_Data extract_:
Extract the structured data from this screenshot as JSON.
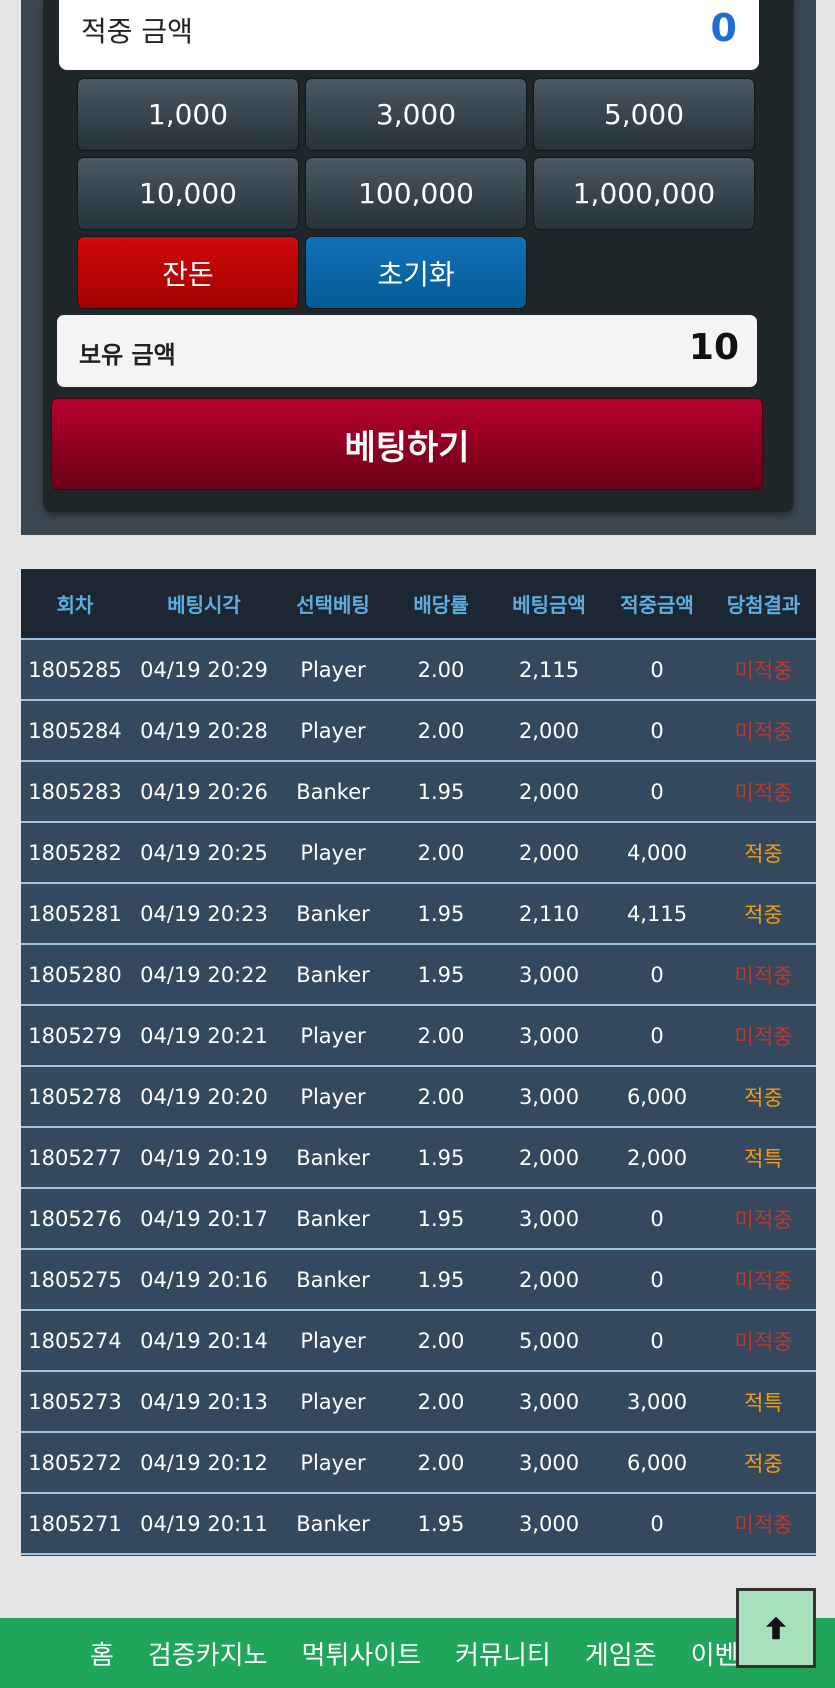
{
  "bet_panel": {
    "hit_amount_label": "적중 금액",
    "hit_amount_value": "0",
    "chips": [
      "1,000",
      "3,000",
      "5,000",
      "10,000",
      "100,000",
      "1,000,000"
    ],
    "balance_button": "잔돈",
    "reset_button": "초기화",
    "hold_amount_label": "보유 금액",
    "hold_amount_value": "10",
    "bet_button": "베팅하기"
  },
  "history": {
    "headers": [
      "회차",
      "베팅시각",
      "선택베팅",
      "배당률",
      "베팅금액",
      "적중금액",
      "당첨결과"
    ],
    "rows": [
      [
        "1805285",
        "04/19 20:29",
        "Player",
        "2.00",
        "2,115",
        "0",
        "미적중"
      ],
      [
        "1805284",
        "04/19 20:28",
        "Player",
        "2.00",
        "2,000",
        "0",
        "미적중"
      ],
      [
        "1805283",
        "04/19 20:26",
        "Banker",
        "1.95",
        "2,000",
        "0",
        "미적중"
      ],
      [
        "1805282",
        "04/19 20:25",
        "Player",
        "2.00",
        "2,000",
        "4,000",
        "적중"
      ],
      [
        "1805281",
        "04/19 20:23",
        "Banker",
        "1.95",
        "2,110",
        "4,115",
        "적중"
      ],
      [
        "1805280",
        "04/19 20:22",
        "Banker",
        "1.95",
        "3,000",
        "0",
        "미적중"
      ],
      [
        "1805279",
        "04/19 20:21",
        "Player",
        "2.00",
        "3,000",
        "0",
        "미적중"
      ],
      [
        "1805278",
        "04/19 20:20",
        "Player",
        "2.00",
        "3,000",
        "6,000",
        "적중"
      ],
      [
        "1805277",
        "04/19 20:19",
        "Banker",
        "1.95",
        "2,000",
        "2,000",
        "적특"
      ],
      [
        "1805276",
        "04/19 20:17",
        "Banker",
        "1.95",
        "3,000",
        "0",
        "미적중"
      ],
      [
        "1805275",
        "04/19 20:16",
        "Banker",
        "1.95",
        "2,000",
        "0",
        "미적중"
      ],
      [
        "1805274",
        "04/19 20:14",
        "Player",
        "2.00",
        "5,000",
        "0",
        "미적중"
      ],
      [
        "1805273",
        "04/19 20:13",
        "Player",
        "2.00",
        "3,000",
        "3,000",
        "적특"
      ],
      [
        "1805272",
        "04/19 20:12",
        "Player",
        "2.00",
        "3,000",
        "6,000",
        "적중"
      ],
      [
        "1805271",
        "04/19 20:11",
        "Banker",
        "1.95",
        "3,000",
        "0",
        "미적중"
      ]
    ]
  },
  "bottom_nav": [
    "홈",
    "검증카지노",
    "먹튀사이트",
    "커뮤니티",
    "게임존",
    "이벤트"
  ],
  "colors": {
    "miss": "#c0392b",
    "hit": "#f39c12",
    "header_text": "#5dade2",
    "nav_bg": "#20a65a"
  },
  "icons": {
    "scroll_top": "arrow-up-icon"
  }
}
...
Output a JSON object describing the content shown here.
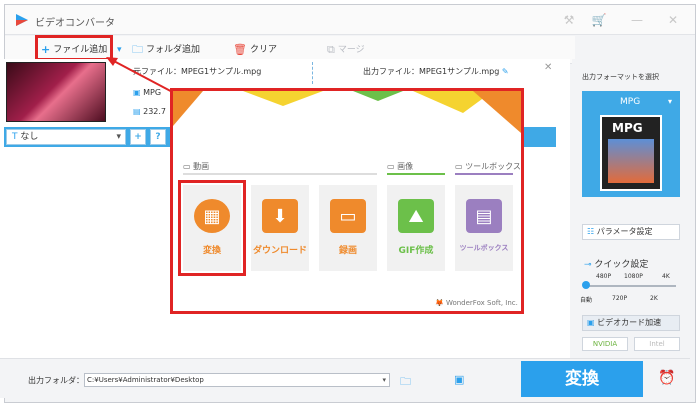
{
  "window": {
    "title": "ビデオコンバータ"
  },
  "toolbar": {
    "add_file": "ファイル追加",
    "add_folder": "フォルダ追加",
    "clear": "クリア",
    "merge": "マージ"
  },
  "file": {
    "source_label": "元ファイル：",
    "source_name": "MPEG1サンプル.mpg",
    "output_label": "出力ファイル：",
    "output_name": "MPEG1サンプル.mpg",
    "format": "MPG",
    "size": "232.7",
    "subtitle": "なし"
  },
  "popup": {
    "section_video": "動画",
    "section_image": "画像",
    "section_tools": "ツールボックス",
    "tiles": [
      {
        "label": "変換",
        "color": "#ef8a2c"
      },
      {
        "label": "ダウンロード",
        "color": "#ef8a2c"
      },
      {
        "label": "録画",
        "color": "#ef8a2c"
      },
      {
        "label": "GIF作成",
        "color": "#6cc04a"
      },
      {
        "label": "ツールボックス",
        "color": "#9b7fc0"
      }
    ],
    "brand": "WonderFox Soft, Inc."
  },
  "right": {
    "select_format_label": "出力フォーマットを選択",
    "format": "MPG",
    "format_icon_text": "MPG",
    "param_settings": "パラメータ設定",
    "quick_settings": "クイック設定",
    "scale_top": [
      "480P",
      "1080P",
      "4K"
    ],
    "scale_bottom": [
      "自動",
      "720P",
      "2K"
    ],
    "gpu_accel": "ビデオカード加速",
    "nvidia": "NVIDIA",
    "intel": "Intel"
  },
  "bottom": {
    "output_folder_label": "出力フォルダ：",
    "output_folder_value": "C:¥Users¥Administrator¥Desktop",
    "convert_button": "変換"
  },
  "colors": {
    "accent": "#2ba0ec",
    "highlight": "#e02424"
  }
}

_Problem to solve_:
Look for lines containing the string "JSON" and copy them all.

_Response_:
Extract the structured data from this screenshot as JSON.
Output a JSON object describing the content shown here.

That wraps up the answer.